▶ PROBLEM DETAILS: Write out all the lines again, precisely as they stand, but without the images.

▶ AVAILABLE DATA:
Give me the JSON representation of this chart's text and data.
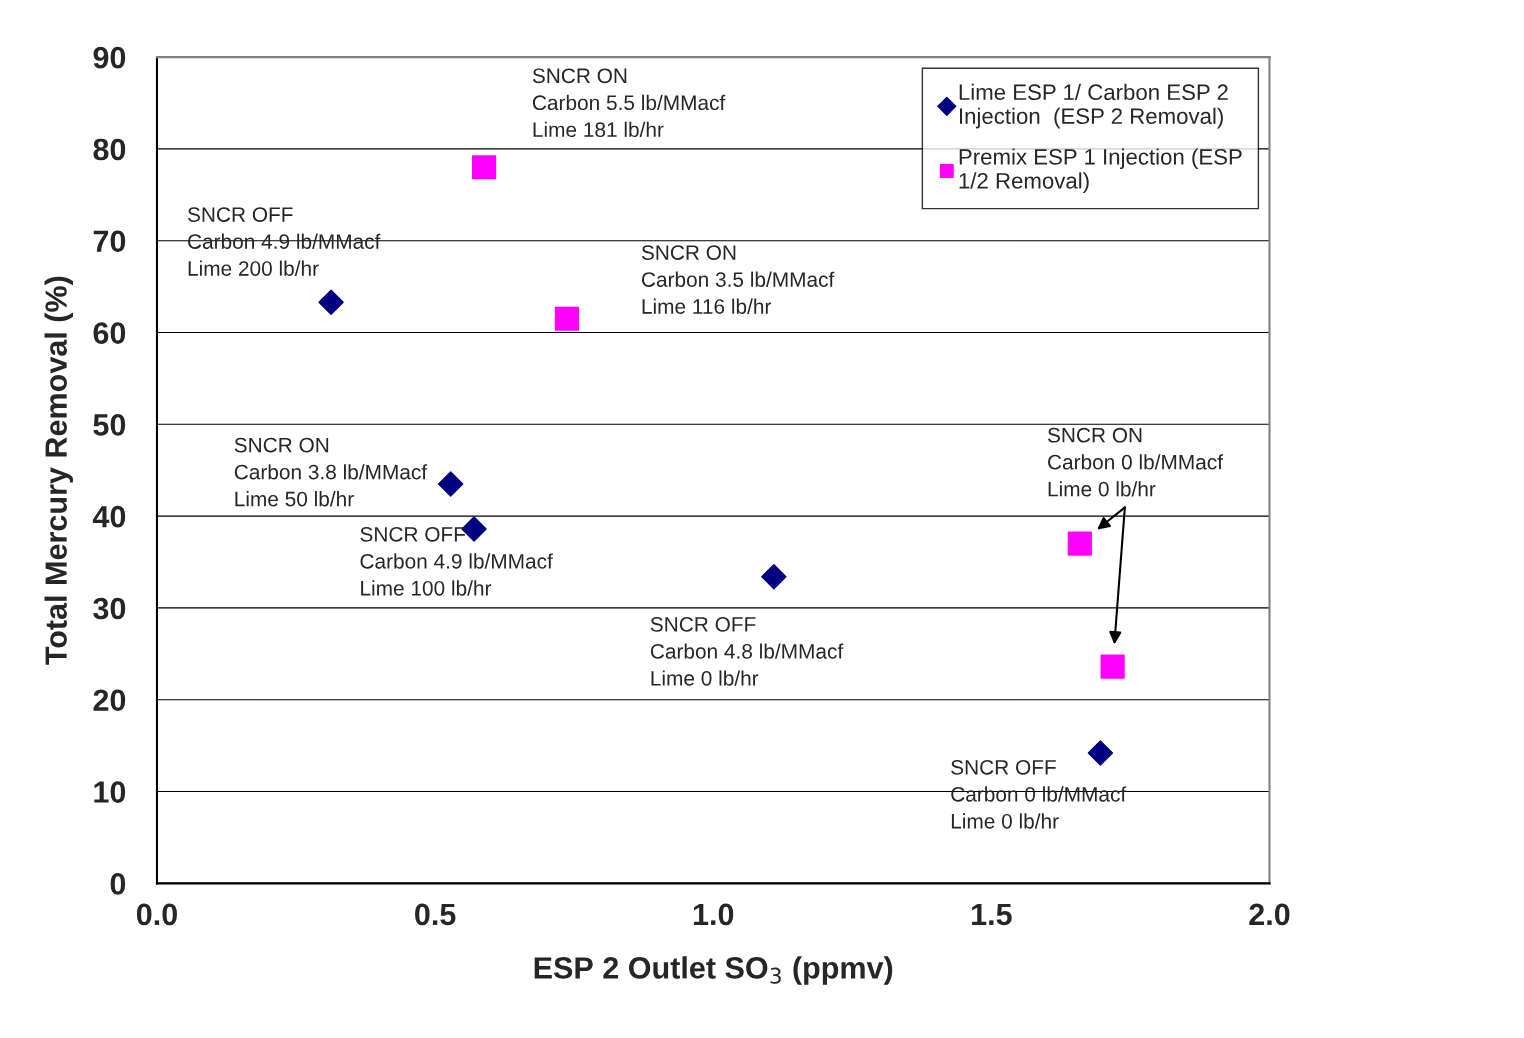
{
  "chart_data": {
    "type": "scatter",
    "xlabel": "ESP 2 Outlet SO$_{3}$ (ppmv)",
    "ylabel": "Total Mercury Removal (%)",
    "xlim": [
      0,
      2
    ],
    "xticks": [
      {
        "value": 0,
        "label": "0.0"
      },
      {
        "value": 0.5,
        "label": "0.5"
      },
      {
        "value": 1,
        "label": "1.0"
      },
      {
        "value": 1.5,
        "label": "1.5"
      },
      {
        "value": 2,
        "label": "2.0"
      }
    ],
    "ylim": [
      0,
      90
    ],
    "yticks": [
      0,
      10,
      20,
      30,
      40,
      50,
      60,
      70,
      80,
      90
    ],
    "grid": "y",
    "legend": "top right",
    "series": [
      {
        "name": "Lime ESP 1/ Carbon ESP 2\nInjection  (ESP 2 Removal)",
        "color": "#000080",
        "marker": "diamond",
        "x": [
          0.313,
          0.528,
          0.57,
          1.109,
          1.696
        ],
        "values": [
          63.3,
          43.5,
          38.6,
          33.4,
          14.2
        ]
      },
      {
        "name": "Premix ESP 1 Injection (ESP\n1/2 Removal)",
        "color": "#ff00ff",
        "marker": "square",
        "x": [
          0.588,
          0.737,
          1.659,
          1.718
        ],
        "values": [
          78.0,
          61.5,
          37.0,
          23.6
        ]
      }
    ],
    "annotations": [
      "SNCR ON\nCarbon 5.5 lb/MMacf\nLime 181 lb/hr",
      "SNCR OFF\nCarbon 4.9 lb/MMacf\nLime 200 lb/hr",
      "SNCR ON\nCarbon 3.5 lb/MMacf\nLime 116 lb/hr",
      "SNCR ON\nCarbon 3.8 lb/MMacf\nLime 50 lb/hr",
      "SNCR OFF\nCarbon 4.9 lb/MMacf\nLime 100 lb/hr",
      "SNCR OFF\nCarbon 4.8 lb/MMacf\nLime 0 lb/hr",
      "SNCR ON\nCarbon 0 lb/MMacf\nLime 0 lb/hr",
      "SNCR OFF\nCarbon 0 lb/MMacf\nLime 0 lb/hr"
    ]
  }
}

▶ THE REPLY:
Give me the JSON representation of this chart's text and data.
{
  "chart_data": {
    "type": "scatter",
    "xlabel": "ESP 2 Outlet SO$_{3}$ (ppmv)",
    "ylabel": "Total Mercury Removal (%)",
    "xlim": [
      0,
      2
    ],
    "xticks": [
      {
        "value": 0,
        "label": "0.0"
      },
      {
        "value": 0.5,
        "label": "0.5"
      },
      {
        "value": 1,
        "label": "1.0"
      },
      {
        "value": 1.5,
        "label": "1.5"
      },
      {
        "value": 2,
        "label": "2.0"
      }
    ],
    "ylim": [
      0,
      90
    ],
    "yticks": [
      0,
      10,
      20,
      30,
      40,
      50,
      60,
      70,
      80,
      90
    ],
    "grid": "y",
    "legend": "top right",
    "series": [
      {
        "name": "Lime ESP 1/ Carbon ESP 2\nInjection  (ESP 2 Removal)",
        "color": "#000080",
        "marker": "diamond",
        "x": [
          0.313,
          0.528,
          0.57,
          1.109,
          1.696
        ],
        "values": [
          63.3,
          43.5,
          38.6,
          33.4,
          14.2
        ]
      },
      {
        "name": "Premix ESP 1 Injection (ESP\n1/2 Removal)",
        "color": "#ff00ff",
        "marker": "square",
        "x": [
          0.588,
          0.737,
          1.659,
          1.718
        ],
        "values": [
          78.0,
          61.5,
          37.0,
          23.6
        ]
      }
    ],
    "annotations": [
      "SNCR ON\nCarbon 5.5 lb/MMacf\nLime 181 lb/hr",
      "SNCR OFF\nCarbon 4.9 lb/MMacf\nLime 200 lb/hr",
      "SNCR ON\nCarbon 3.5 lb/MMacf\nLime 116 lb/hr",
      "SNCR ON\nCarbon 3.8 lb/MMacf\nLime 50 lb/hr",
      "SNCR OFF\nCarbon 4.9 lb/MMacf\nLime 100 lb/hr",
      "SNCR OFF\nCarbon 4.8 lb/MMacf\nLime 0 lb/hr",
      "SNCR ON\nCarbon 0 lb/MMacf\nLime 0 lb/hr",
      "SNCR OFF\nCarbon 0 lb/MMacf\nLime 0 lb/hr"
    ]
  }
}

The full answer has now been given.